**Task brief**. In the copy, include every entry exactly but none of the pictures.

**Material**.
——————
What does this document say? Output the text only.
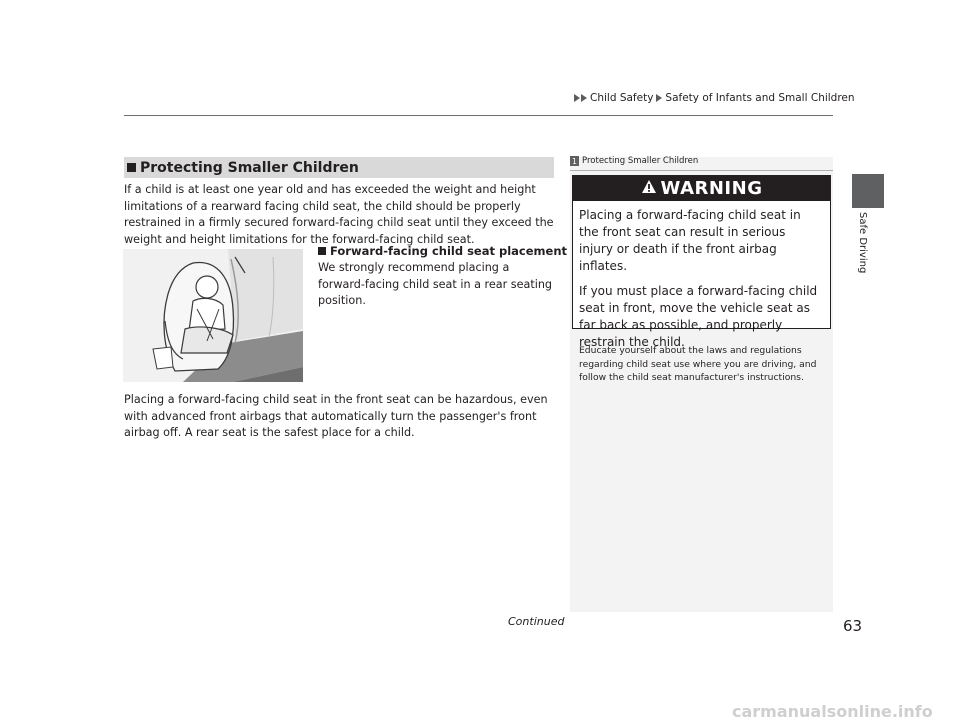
Child Safety Safety of Infants and Small Children
Safe Driving
Protecting Smaller Children
If a child is at least one year old and has exceeded the weight and height limitations of a rearward facing child seat, the child should be properly restrained in a firmly secured forward-facing child seat until they exceed the weight and height limitations for the forward-facing child seat.
Forward-facing child seat placement
We strongly recommend placing a forward-facing child seat in a rear seating position.
Placing a forward-facing child seat in the front seat can be hazardous, even with advanced front airbags that automatically turn the passenger's front airbag off. A rear seat is the safest place for a child.
1 Protecting Smaller Children
WARNING

Placing a forward-facing child seat in the front seat can result in serious injury or death if the front airbag inflates.

If you must place a forward-facing child seat in front, move the vehicle seat as far back as possible, and properly restrain the child.

Educate yourself about the laws and regulations regarding child seat use where you are driving, and follow the child seat manufacturer's instructions.
Continued	63
carmanualsonline.info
——————
**Right answer**.
What does this document say? Output the text only.
Child Safety Safety of Infants and Small Children
Safe Driving
Protecting Smaller Children
If a child is at least one year old and has exceeded the weight and height limitations of a rearward facing child seat, the child should be properly restrained in a firmly secured forward-facing child seat until they exceed the weight and height limitations for the forward-facing child seat.
Forward-facing child seat placement
We strongly recommend placing a forward-facing child seat in a rear seating position.
Placing a forward-facing child seat in the front seat can be hazardous, even with advanced front airbags that automatically turn the passenger's front airbag off. A rear seat is the safest place for a child.
1 Protecting Smaller Children
WARNING

Placing a forward-facing child seat in the front seat can result in serious injury or death if the front airbag inflates.

If you must place a forward-facing child seat in front, move the vehicle seat as far back as possible, and properly restrain the child.

Educate yourself about the laws and regulations regarding child seat use where you are driving, and follow the child seat manufacturer's instructions.
Continued	63
carmanualsonline.info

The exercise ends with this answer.